### RECORDS TO USE
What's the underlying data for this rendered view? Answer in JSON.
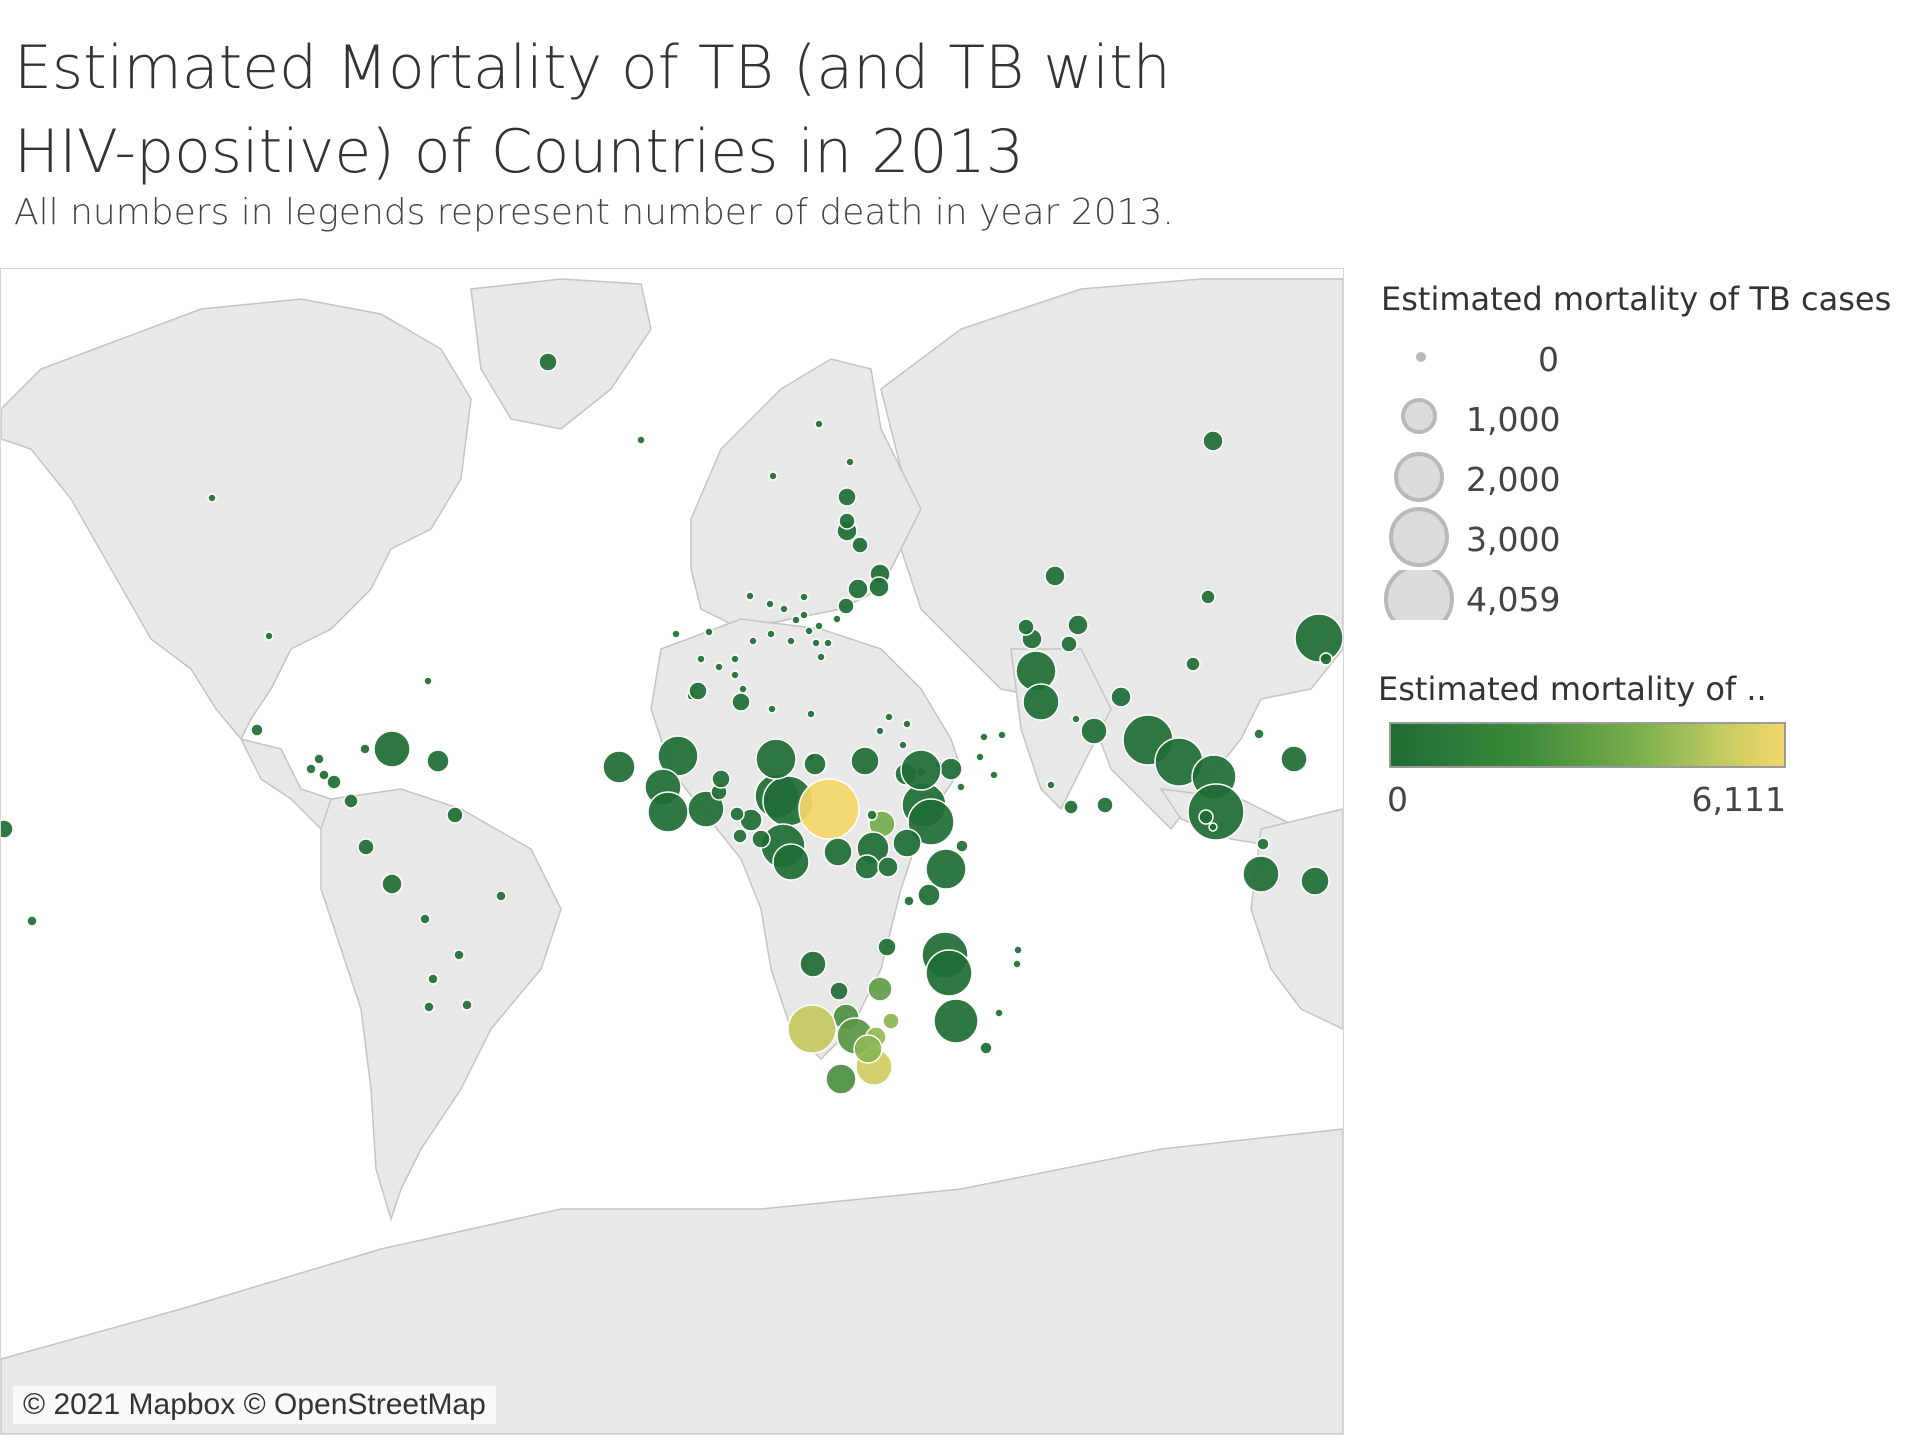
{
  "title": "Estimated Mortality of TB (and TB with HIV-positive) of Countries in 2013",
  "subtitle": "All numbers in legends represent number of death in year 2013.",
  "map": {
    "attribution": "© 2021 Mapbox © OpenStreetMap",
    "land_color": "#e8e8e8",
    "border_color": "#c4c4c4",
    "water_color": "#ffffff"
  },
  "size_legend": {
    "title": "Estimated mortality of TB cases",
    "items": [
      {
        "label": "0",
        "value": 0
      },
      {
        "label": "1,000",
        "value": 1000
      },
      {
        "label": "2,000",
        "value": 2000
      },
      {
        "label": "3,000",
        "value": 3000
      },
      {
        "label": "4,059",
        "value": 4059
      }
    ],
    "circle_fill": "#dcdcdc",
    "circle_stroke": "#b9b9b9"
  },
  "color_legend": {
    "title": "Estimated mortality of ..",
    "min_label": "0",
    "max_label": "6,111",
    "min": 0,
    "max": 6111,
    "color_low": "#1f6d35",
    "color_high": "#f4d66a"
  }
}
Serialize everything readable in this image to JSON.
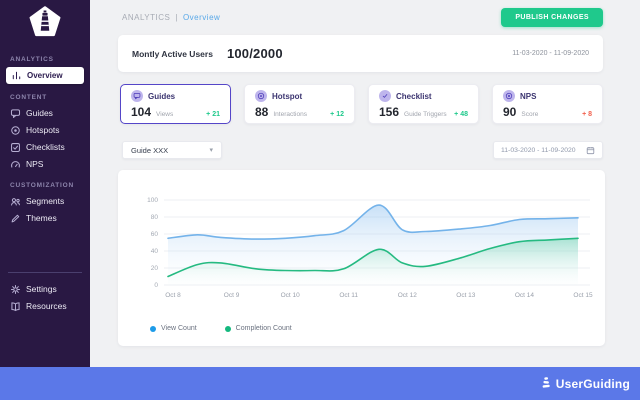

### DO THIS
Gather each line in the data that holds the string "value".

### WRITTEN RESPONSE
        "value": 0
        "value": 1000
        "value": 2000
        "value": 3000
        "value": 4059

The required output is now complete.